▸ WHAT TO WORK ON:
Reply with one number only: the count of lines below that contain the word "الترمذي".

▸ DATA SHOWN:

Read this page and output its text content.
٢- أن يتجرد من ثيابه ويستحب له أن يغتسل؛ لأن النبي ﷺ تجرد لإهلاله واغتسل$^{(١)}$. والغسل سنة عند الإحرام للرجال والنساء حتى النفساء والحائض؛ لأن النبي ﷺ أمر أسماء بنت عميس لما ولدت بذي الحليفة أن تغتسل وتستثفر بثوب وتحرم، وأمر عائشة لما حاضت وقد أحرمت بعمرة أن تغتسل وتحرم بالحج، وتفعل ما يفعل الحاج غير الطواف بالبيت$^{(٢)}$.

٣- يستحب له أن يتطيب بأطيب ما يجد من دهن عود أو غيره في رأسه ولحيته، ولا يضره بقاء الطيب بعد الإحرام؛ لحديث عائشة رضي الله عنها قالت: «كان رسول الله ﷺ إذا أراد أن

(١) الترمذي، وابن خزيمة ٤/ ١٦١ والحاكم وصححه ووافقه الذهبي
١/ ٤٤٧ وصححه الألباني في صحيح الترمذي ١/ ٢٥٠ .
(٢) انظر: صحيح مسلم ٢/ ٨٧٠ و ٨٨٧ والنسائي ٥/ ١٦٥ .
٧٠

▸ PROBLEM SOLUTION:
2